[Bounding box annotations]
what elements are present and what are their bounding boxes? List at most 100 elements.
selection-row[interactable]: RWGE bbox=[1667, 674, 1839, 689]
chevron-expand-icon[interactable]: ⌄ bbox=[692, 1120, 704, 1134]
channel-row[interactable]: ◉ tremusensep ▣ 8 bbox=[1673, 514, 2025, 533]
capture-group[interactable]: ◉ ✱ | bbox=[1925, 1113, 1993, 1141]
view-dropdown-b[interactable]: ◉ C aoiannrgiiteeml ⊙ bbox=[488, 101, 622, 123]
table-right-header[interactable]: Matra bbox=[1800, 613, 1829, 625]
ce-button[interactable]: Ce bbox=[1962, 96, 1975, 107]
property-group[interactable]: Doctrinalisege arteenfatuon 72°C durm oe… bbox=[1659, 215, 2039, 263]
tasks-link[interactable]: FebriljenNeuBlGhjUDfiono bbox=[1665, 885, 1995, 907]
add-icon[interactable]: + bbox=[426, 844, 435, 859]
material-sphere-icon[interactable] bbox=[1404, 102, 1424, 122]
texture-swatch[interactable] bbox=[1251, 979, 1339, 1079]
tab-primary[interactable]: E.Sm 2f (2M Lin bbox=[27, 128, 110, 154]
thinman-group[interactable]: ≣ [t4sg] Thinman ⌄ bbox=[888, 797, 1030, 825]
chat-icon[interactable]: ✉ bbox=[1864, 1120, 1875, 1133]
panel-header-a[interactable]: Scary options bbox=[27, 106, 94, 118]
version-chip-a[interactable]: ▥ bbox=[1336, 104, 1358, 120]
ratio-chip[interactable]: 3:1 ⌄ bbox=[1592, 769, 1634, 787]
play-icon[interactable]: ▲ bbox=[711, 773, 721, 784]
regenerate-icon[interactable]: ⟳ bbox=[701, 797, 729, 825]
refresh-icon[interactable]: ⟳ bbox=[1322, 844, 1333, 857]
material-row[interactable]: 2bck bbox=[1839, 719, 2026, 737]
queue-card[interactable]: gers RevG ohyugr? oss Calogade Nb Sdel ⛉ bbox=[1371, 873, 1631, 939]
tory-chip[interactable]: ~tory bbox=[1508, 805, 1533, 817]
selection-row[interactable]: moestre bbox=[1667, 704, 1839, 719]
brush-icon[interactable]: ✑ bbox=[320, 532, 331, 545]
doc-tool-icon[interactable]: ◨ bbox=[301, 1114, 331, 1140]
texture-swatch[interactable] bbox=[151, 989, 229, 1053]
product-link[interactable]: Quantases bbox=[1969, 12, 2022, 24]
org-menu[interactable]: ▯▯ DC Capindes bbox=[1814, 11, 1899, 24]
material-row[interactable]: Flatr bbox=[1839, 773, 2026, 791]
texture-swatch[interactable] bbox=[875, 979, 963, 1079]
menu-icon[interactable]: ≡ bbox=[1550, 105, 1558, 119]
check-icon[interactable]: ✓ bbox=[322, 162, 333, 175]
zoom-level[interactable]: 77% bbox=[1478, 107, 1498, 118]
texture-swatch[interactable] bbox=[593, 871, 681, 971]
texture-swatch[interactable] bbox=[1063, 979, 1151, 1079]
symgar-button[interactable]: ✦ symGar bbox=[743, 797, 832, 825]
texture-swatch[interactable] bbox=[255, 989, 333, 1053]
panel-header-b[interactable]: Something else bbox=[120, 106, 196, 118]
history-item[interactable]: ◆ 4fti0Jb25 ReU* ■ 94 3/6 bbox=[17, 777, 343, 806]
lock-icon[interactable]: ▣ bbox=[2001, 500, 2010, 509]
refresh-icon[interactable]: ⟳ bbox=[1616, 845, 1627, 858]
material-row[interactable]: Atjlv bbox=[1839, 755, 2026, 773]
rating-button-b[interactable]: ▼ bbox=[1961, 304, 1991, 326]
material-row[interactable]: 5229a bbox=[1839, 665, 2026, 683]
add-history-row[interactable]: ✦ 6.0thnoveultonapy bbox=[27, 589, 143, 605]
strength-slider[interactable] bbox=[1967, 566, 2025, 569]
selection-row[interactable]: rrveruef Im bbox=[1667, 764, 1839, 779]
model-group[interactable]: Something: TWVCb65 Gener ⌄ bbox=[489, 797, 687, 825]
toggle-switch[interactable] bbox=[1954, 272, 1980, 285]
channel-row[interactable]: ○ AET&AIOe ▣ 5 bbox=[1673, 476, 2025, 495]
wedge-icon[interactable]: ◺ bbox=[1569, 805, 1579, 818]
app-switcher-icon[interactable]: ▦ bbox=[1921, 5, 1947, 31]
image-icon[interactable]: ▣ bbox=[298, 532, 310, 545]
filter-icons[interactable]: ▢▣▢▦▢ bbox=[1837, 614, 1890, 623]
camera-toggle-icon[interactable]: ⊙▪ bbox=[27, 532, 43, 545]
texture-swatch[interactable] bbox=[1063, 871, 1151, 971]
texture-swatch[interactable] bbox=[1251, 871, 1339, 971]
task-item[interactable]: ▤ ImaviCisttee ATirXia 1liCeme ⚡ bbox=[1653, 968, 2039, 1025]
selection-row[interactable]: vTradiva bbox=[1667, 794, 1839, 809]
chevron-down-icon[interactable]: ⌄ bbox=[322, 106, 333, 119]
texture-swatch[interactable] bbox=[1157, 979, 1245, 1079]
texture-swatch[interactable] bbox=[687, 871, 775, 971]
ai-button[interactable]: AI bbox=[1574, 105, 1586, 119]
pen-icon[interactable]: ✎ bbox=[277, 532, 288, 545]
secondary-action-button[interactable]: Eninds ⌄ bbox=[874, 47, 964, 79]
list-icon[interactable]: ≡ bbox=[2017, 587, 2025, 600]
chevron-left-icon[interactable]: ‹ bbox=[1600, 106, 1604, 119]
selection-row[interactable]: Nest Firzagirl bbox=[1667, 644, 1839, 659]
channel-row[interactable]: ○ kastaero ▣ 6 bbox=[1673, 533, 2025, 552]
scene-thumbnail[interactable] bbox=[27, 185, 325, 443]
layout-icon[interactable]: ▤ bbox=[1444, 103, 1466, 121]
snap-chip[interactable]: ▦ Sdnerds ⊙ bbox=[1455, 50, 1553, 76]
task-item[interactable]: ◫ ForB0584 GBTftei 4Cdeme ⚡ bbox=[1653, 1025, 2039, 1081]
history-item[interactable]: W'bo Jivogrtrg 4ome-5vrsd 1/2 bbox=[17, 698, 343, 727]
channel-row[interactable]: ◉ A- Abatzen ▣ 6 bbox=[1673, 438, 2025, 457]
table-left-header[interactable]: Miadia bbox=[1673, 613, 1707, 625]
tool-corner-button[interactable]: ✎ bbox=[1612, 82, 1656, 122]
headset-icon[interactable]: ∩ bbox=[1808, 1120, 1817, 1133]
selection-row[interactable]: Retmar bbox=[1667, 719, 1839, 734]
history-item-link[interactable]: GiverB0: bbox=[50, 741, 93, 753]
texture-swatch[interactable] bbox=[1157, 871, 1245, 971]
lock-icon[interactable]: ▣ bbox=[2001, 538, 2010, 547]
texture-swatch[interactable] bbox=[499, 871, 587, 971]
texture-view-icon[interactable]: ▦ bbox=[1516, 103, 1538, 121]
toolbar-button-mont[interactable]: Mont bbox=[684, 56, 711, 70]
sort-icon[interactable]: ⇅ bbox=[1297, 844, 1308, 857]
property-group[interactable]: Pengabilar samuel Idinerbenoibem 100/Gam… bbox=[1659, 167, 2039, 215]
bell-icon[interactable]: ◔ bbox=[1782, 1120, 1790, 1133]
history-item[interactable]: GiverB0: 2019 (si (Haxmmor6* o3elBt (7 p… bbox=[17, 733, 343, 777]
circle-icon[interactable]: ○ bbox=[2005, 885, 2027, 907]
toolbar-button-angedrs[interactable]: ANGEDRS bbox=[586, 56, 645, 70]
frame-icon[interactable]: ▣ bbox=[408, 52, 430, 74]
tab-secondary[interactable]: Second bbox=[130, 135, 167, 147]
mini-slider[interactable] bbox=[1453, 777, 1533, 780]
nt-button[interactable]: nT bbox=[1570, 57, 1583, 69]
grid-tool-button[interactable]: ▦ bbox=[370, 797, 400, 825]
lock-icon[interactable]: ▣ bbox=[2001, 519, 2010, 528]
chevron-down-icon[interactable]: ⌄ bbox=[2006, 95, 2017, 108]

• **Requirements**:
Output the records from their first line through the line containing "texture-swatch[interactable] bbox=[1251, 979, 1339, 1079]", reproducing every line without change.

• **Finished exercise**:
what elements are present and what are their bounding boxes? List at most 100 elements.
selection-row[interactable]: RWGE bbox=[1667, 674, 1839, 689]
chevron-expand-icon[interactable]: ⌄ bbox=[692, 1120, 704, 1134]
channel-row[interactable]: ◉ tremusensep ▣ 8 bbox=[1673, 514, 2025, 533]
capture-group[interactable]: ◉ ✱ | bbox=[1925, 1113, 1993, 1141]
view-dropdown-b[interactable]: ◉ C aoiannrgiiteeml ⊙ bbox=[488, 101, 622, 123]
table-right-header[interactable]: Matra bbox=[1800, 613, 1829, 625]
ce-button[interactable]: Ce bbox=[1962, 96, 1975, 107]
property-group[interactable]: Doctrinalisege arteenfatuon 72°C durm oe… bbox=[1659, 215, 2039, 263]
tasks-link[interactable]: FebriljenNeuBlGhjUDfiono bbox=[1665, 885, 1995, 907]
add-icon[interactable]: + bbox=[426, 844, 435, 859]
material-sphere-icon[interactable] bbox=[1404, 102, 1424, 122]
texture-swatch[interactable] bbox=[1251, 979, 1339, 1079]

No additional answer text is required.